▸ YOUR OBJECTIVE
Gather up the lines with the word "расширением" in them.
--
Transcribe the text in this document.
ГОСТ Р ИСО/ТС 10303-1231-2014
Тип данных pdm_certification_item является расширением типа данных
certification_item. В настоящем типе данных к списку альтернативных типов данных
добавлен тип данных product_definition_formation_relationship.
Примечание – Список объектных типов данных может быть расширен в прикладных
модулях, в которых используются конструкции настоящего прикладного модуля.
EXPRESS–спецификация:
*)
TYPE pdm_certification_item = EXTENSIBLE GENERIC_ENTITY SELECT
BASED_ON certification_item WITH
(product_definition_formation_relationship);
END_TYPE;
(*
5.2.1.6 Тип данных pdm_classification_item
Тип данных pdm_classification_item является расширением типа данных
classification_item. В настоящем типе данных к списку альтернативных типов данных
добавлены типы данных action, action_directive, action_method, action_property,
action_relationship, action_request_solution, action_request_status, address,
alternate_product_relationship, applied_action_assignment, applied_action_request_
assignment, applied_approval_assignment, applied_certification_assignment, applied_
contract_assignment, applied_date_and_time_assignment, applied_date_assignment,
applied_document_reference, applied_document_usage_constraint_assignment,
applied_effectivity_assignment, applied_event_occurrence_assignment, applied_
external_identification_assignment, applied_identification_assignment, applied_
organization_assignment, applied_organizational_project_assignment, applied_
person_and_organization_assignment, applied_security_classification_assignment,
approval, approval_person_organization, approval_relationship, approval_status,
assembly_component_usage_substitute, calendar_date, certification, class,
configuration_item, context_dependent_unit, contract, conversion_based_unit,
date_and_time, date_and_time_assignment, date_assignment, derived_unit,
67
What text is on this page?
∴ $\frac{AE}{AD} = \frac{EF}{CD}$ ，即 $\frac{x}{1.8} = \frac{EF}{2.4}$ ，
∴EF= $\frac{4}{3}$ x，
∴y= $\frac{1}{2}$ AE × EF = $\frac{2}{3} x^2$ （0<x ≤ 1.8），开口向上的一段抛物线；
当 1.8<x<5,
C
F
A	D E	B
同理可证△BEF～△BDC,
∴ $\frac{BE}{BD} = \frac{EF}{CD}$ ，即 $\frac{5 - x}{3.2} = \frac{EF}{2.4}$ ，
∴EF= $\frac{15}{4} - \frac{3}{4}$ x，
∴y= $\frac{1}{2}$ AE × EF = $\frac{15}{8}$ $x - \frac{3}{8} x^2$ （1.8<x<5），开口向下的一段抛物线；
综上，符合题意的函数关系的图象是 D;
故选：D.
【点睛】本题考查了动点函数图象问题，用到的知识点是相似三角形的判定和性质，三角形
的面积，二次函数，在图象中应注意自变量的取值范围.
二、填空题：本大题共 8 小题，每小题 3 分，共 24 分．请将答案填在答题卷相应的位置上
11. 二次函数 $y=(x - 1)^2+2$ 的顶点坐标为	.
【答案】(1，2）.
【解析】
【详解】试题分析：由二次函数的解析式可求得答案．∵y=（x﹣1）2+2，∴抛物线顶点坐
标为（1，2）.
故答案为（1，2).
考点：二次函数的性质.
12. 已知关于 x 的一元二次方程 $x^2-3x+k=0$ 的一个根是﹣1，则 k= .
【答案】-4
--
▸ TASK RESPONSE
Тип данных pdm_certification_item является расширением типа данных
Тип данных pdm_classification_item является расширением типа данных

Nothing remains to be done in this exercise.